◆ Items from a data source
********************

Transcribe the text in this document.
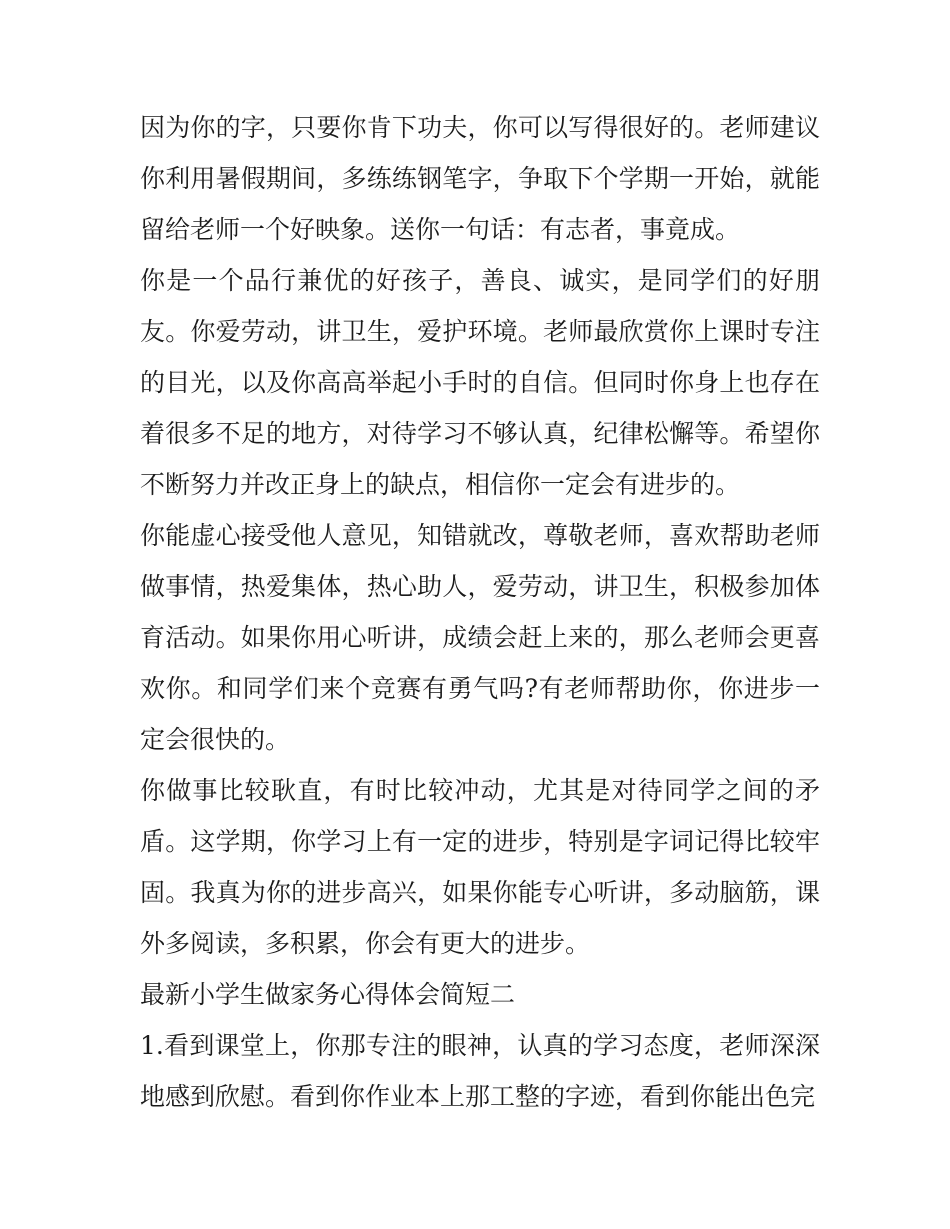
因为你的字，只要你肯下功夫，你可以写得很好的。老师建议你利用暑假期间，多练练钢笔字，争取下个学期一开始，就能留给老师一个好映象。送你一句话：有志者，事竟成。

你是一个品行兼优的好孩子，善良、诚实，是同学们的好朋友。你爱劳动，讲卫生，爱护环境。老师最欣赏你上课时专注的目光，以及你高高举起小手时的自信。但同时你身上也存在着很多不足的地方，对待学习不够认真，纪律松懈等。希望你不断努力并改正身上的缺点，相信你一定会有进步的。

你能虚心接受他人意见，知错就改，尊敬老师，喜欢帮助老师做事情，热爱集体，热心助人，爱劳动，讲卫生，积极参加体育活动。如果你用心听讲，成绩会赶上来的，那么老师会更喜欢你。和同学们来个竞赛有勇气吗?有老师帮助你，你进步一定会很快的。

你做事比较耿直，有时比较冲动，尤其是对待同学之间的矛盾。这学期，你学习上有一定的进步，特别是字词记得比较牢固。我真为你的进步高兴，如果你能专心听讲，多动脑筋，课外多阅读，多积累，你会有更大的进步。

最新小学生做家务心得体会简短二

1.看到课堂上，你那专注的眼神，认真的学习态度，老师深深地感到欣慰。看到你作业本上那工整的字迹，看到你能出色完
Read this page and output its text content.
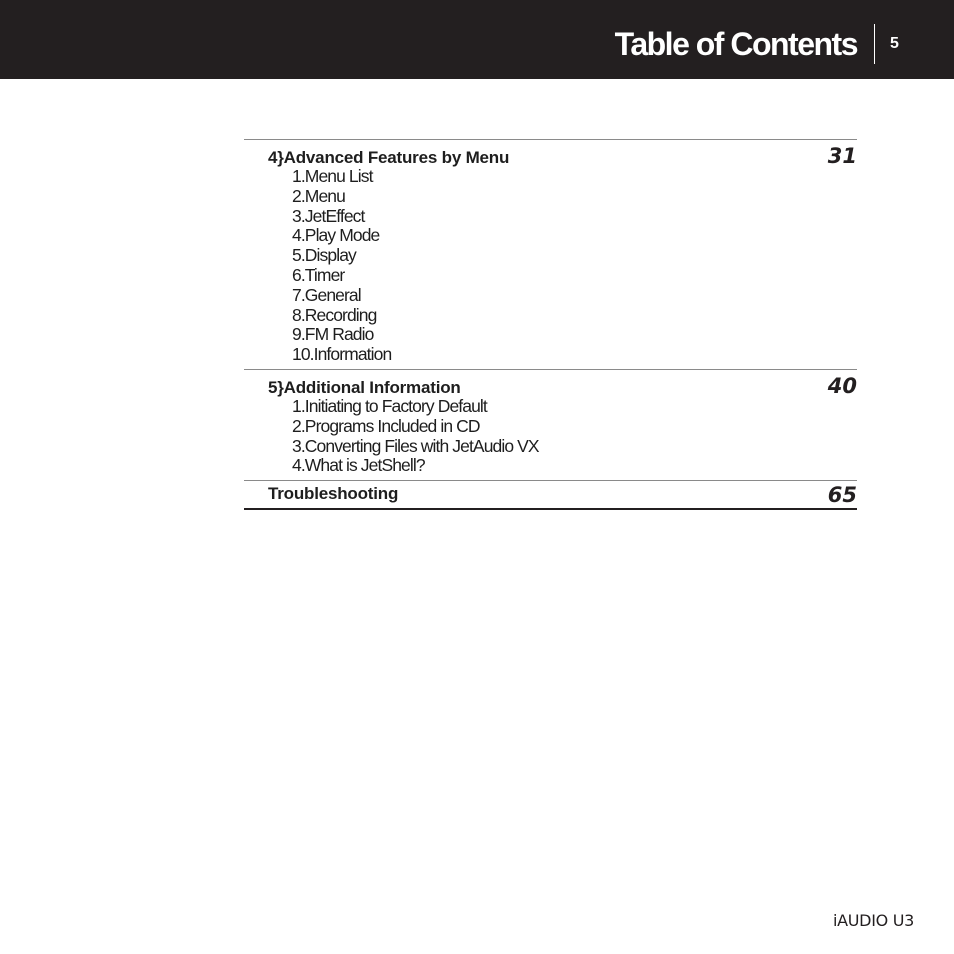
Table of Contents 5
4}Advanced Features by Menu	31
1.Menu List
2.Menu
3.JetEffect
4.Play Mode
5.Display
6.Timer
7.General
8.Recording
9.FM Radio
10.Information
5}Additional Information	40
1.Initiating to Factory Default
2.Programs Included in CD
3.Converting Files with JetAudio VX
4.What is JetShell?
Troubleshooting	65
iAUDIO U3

********************

◆ Task objective
Every line should be retyped exactly, with the pictures omitted.

◆ Problem solution
Transcribe the text in this document.
因为你的字，只要你肯下功夫，你可以写得很好的。老师建议你利用暑假期间，多练练钢笔字，争取下个学期一开始，就能留给老师一个好映象。送你一句话：有志者，事竟成。

你是一个品行兼优的好孩子，善良、诚实，是同学们的好朋友。你爱劳动，讲卫生，爱护环境。老师最欣赏你上课时专注的目光，以及你高高举起小手时的自信。但同时你身上也存在着很多不足的地方，对待学习不够认真，纪律松懈等。希望你不断努力并改正身上的缺点，相信你一定会有进步的。

你能虚心接受他人意见，知错就改，尊敬老师，喜欢帮助老师做事情，热爱集体，热心助人，爱劳动，讲卫生，积极参加体育活动。如果你用心听讲，成绩会赶上来的，那么老师会更喜欢你。和同学们来个竞赛有勇气吗?有老师帮助你，你进步一定会很快的。

你做事比较耿直，有时比较冲动，尤其是对待同学之间的矛盾。这学期，你学习上有一定的进步，特别是字词记得比较牢固。我真为你的进步高兴，如果你能专心听讲，多动脑筋，课外多阅读，多积累，你会有更大的进步。

最新小学生做家务心得体会简短二

1.看到课堂上，你那专注的眼神，认真的学习态度，老师深深地感到欣慰。看到你作业本上那工整的字迹，看到你能出色完
Read this page and output its text content.
Table of Contents 5
4}Advanced Features by Menu	31
1.Menu List
2.Menu
3.JetEffect
4.Play Mode
5.Display
6.Timer
7.General
8.Recording
9.FM Radio
10.Information
5}Additional Information	40
1.Initiating to Factory Default
2.Programs Included in CD
3.Converting Files with JetAudio VX
4.What is JetShell?
Troubleshooting	65
iAUDIO U3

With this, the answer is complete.